Data supplied:
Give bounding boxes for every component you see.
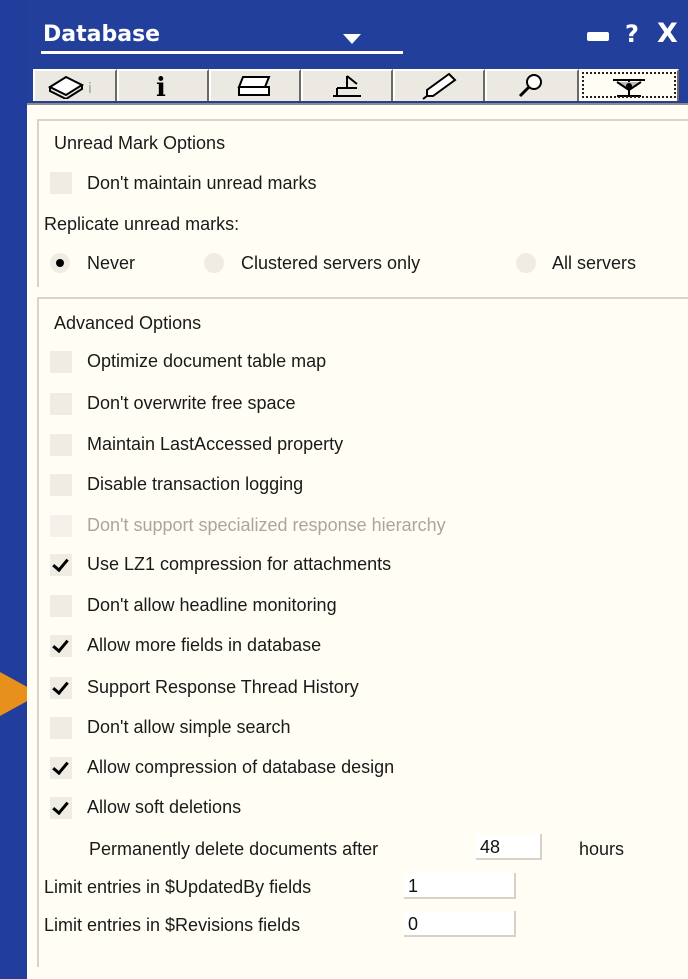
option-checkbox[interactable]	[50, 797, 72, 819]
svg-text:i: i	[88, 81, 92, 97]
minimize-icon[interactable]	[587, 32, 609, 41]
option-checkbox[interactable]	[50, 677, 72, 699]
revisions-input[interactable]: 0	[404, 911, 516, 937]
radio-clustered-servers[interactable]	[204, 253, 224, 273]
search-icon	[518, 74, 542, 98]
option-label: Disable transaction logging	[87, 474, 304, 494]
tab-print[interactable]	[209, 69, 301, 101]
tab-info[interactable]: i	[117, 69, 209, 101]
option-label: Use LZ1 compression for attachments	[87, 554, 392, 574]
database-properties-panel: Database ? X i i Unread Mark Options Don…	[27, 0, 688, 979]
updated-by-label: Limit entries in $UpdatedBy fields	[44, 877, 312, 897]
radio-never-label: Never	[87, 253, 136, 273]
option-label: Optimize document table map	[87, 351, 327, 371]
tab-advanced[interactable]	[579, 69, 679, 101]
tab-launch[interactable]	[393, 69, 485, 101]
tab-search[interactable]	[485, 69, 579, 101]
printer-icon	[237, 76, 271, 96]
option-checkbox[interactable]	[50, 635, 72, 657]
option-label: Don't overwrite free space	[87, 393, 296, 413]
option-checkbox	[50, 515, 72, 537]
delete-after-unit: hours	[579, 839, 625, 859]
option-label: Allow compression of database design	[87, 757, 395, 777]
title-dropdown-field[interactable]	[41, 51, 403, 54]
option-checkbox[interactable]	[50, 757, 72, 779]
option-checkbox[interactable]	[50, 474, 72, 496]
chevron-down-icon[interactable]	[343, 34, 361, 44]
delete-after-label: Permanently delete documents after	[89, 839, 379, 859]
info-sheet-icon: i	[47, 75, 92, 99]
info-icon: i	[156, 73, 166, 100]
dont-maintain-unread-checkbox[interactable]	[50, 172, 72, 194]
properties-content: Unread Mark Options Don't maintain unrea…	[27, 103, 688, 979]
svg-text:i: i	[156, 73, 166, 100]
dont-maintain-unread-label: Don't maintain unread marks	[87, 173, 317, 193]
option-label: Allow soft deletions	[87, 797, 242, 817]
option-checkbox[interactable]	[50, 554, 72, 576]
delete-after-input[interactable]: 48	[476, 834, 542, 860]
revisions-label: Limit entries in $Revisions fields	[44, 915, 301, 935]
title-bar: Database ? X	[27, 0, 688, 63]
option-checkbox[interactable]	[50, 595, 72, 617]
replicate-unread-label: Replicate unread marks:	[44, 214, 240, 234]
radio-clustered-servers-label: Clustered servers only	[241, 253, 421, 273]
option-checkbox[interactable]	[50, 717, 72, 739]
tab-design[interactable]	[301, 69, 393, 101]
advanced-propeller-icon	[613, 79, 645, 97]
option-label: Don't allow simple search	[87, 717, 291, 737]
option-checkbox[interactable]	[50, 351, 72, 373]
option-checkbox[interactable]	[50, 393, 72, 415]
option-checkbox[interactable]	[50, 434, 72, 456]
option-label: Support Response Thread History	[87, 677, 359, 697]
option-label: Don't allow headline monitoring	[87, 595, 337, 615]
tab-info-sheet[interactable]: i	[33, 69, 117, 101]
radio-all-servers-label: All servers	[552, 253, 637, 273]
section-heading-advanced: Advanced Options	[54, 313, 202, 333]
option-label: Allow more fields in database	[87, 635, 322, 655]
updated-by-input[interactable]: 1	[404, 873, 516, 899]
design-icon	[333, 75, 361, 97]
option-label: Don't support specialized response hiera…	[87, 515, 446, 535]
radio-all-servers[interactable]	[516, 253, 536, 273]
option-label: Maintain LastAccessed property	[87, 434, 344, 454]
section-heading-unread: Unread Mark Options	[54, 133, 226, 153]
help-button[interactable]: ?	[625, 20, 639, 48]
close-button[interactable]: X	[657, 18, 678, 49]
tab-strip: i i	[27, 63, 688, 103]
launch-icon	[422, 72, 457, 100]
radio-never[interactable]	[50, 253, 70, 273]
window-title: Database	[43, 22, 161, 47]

* * *

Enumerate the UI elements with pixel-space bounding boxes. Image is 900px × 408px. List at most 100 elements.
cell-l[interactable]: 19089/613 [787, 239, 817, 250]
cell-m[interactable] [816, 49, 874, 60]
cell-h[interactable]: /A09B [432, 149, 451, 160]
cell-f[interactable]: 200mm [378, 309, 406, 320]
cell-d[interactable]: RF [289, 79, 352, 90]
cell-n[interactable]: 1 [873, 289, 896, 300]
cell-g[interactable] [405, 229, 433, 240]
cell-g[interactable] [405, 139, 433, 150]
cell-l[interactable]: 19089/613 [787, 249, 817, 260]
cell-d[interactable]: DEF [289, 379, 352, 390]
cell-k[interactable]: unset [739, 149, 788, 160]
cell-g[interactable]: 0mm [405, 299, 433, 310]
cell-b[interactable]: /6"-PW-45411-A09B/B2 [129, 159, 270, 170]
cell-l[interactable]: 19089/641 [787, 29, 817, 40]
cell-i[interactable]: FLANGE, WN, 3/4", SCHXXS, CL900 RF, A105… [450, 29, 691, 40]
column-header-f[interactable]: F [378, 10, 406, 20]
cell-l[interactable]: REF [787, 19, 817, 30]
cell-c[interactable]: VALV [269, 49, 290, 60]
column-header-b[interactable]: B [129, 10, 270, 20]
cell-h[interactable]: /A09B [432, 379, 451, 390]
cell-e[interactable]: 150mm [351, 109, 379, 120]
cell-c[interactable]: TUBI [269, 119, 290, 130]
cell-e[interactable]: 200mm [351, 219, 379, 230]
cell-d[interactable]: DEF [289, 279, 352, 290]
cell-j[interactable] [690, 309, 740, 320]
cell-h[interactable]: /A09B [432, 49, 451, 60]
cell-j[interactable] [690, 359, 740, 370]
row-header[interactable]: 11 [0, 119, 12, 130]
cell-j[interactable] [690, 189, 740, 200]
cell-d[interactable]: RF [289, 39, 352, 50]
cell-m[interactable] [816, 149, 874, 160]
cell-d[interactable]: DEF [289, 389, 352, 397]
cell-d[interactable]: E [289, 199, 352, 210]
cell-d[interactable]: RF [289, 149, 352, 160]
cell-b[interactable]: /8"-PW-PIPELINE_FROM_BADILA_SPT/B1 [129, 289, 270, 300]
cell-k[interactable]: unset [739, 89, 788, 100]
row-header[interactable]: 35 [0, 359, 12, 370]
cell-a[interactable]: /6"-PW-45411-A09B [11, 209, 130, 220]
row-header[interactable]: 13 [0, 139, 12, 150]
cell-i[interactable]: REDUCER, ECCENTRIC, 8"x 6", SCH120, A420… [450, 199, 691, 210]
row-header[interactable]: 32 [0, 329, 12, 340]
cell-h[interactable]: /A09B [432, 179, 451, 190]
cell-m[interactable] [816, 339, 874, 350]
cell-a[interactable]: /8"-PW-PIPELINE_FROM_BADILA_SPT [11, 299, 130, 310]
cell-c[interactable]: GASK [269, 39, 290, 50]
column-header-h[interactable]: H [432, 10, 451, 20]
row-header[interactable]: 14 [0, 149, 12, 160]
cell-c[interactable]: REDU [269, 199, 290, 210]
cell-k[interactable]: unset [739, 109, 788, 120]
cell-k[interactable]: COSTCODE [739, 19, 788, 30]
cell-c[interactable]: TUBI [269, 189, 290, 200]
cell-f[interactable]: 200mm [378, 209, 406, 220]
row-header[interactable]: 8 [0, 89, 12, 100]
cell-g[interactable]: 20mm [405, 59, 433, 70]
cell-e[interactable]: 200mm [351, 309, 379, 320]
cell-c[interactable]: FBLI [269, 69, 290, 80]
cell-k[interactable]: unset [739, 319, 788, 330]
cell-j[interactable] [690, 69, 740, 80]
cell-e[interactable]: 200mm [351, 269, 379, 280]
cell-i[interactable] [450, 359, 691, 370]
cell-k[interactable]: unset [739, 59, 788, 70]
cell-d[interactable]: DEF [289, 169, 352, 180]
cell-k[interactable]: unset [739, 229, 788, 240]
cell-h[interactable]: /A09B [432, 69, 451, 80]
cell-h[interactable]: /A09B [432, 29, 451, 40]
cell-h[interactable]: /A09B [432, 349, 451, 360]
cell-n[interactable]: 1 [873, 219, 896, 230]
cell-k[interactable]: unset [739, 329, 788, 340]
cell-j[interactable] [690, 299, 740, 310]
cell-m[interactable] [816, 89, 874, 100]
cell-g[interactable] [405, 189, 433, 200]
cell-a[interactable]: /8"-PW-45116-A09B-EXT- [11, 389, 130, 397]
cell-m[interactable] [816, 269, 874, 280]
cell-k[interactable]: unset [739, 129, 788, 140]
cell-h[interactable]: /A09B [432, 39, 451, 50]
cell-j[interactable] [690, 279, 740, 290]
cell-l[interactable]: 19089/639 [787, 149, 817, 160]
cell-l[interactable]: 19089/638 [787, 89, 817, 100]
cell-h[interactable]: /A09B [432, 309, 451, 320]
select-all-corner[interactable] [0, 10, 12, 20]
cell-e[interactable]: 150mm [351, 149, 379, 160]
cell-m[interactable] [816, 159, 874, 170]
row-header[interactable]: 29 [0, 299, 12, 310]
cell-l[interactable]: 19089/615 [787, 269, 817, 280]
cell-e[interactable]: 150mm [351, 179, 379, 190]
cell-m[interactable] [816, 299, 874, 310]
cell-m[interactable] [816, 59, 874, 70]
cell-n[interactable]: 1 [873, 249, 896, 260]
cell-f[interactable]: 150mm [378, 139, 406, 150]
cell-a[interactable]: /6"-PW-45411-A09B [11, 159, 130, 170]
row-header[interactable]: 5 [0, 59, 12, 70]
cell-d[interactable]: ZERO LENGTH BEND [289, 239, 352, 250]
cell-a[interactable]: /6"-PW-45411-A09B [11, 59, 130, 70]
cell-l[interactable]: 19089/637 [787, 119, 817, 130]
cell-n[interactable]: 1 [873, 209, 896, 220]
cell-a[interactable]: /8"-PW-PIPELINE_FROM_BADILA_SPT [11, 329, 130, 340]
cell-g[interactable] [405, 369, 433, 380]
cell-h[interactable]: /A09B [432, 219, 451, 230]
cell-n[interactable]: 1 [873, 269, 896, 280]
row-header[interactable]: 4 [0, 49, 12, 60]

Task to complete:
Find every line of the material that contains the string "title", treating uppercase and lowercase as different, and copy each of those lines.

Complete response:
title-dropdown-field[interactable]	[41, 51, 403, 54]
title-bar: Database ? X	[27, 0, 688, 63]
window-title: Database	[43, 22, 161, 47]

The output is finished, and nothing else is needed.